WHAT IS ASKED: How many lines of the records below contain the word "title"? Answer with the number alone.

((

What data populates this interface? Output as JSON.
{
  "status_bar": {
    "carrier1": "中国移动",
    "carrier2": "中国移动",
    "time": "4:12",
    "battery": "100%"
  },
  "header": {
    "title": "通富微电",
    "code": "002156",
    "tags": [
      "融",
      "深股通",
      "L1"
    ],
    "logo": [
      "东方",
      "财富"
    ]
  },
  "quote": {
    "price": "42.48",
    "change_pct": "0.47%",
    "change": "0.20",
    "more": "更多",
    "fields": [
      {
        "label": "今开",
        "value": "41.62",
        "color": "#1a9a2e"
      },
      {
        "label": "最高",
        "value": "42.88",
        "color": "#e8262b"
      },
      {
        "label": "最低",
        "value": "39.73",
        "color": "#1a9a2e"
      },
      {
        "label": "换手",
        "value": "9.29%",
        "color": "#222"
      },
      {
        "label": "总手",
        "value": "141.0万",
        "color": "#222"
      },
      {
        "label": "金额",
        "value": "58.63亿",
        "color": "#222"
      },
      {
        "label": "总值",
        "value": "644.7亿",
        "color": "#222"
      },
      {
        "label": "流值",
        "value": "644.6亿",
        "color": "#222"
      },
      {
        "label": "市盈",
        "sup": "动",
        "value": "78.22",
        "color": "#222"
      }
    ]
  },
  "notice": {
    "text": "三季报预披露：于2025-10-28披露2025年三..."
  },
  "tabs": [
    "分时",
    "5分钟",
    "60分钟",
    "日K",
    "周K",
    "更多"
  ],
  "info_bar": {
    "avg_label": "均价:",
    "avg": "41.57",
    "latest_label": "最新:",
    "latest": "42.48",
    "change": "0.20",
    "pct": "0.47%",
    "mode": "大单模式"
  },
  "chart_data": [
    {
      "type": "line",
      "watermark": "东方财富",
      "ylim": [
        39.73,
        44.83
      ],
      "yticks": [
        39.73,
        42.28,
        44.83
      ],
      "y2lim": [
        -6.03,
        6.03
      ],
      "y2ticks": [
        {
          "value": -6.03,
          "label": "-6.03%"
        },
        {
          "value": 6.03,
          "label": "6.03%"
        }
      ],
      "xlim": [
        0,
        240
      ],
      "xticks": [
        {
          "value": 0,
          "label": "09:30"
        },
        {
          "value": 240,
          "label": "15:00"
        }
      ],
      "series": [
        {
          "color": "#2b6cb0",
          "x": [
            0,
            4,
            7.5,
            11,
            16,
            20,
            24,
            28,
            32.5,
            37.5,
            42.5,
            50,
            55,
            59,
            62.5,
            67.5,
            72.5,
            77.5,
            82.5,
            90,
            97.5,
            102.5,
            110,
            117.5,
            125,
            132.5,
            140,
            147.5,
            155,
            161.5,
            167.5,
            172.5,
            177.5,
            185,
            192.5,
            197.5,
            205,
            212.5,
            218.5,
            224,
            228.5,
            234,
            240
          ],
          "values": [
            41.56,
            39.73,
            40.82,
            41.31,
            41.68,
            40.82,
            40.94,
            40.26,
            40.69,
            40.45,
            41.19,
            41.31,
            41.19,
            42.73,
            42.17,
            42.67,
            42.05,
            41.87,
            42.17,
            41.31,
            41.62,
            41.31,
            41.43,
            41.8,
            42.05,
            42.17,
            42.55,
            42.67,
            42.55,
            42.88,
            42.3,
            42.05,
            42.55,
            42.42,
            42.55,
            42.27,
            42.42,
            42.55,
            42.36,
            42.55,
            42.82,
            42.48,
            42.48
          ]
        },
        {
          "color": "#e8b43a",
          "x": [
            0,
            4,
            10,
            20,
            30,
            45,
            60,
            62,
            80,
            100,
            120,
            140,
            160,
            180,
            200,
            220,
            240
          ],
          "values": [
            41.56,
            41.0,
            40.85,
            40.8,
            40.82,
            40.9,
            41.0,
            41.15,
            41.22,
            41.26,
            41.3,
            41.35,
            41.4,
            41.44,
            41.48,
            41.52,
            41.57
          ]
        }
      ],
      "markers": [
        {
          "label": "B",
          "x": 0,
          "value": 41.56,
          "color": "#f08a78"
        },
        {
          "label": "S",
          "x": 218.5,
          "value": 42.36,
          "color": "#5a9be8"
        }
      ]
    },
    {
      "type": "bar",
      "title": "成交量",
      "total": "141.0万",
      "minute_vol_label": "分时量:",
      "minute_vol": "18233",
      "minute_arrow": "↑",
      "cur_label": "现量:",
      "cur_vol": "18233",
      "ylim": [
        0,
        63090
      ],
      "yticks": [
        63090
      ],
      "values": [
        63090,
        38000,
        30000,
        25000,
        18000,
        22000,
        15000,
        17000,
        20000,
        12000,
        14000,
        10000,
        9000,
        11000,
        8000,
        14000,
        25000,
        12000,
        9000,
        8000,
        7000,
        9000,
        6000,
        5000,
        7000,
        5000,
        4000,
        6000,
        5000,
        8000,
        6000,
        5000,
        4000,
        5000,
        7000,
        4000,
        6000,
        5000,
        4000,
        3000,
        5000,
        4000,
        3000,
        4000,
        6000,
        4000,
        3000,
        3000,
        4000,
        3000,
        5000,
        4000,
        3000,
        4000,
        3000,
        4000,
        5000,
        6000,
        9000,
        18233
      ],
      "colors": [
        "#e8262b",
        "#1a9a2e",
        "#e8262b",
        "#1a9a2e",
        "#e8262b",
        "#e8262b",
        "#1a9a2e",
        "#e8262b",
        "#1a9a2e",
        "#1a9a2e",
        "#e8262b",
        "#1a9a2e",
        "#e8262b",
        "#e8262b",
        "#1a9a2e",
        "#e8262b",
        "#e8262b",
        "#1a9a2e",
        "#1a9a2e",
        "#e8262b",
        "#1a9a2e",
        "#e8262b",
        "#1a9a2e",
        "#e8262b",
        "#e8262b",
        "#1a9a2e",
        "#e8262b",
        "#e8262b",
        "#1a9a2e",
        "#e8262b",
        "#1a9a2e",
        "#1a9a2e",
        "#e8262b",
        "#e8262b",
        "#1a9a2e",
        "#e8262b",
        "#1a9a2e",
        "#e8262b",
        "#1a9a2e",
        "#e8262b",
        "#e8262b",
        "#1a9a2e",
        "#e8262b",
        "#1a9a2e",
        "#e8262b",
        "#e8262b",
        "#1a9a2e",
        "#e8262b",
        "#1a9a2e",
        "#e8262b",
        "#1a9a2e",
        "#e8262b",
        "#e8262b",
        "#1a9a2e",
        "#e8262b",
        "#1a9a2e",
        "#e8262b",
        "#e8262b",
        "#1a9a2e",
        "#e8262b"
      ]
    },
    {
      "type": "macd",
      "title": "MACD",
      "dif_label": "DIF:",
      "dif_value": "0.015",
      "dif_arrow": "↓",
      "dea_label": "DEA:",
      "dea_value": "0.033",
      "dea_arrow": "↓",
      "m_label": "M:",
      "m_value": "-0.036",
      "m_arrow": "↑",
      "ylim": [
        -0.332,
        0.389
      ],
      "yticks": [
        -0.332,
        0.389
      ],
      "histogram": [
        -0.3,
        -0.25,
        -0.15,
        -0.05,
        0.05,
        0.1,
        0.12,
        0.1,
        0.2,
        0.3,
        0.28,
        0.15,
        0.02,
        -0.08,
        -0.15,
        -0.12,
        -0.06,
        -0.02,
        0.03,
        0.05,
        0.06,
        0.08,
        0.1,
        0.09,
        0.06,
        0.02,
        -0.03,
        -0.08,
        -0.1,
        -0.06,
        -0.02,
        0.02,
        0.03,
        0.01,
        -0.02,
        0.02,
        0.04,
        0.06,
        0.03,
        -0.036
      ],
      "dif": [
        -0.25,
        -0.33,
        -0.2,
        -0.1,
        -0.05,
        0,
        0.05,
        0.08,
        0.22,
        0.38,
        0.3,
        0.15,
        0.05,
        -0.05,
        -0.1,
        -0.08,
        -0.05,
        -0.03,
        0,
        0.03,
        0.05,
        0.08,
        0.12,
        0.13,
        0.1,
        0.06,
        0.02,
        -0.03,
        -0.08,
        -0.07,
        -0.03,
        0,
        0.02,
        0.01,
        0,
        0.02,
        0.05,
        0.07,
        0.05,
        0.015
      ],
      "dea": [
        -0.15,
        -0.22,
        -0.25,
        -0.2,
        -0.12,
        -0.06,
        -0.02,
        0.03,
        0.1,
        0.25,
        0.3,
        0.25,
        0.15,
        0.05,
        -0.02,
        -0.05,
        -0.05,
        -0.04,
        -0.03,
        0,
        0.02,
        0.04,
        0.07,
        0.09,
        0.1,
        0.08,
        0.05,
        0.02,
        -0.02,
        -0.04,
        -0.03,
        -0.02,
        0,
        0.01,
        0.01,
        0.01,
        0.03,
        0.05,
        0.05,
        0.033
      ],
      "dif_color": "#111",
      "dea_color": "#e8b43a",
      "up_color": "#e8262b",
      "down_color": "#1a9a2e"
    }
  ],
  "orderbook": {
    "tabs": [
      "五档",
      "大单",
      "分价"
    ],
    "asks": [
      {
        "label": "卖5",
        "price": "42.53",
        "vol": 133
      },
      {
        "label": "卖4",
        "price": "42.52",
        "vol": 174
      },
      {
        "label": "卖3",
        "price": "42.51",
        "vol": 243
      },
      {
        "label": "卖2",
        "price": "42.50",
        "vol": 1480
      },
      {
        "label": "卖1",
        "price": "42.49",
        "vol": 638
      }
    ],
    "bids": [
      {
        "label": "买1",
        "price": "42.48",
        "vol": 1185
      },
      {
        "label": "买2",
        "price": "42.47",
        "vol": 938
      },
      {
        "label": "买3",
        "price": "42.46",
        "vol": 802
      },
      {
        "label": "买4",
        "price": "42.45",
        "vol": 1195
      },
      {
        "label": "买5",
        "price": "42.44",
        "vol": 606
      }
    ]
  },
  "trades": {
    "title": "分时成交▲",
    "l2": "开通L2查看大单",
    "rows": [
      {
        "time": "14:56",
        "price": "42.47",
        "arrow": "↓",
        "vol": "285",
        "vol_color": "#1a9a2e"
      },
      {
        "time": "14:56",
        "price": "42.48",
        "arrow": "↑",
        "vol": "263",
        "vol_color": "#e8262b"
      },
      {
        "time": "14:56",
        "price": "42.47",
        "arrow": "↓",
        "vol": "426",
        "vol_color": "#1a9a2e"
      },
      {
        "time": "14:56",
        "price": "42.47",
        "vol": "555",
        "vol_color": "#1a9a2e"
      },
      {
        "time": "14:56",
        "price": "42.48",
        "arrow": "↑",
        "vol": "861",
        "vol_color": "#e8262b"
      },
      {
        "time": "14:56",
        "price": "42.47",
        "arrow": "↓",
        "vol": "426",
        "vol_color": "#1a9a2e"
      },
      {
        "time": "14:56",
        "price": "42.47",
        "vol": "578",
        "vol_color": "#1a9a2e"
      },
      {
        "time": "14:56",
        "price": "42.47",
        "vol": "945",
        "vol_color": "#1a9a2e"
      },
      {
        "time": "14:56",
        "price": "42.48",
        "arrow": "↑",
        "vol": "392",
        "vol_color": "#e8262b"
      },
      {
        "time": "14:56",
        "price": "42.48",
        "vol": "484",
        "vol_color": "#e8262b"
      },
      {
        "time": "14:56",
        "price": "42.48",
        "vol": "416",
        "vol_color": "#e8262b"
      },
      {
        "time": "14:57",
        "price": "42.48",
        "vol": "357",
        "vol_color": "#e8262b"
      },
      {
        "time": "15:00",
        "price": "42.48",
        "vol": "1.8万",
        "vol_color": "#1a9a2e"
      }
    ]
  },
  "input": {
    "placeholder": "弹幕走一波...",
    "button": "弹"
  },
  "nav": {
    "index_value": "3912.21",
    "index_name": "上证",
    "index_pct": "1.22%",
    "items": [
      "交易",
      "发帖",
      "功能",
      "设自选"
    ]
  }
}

))

REPLY: 4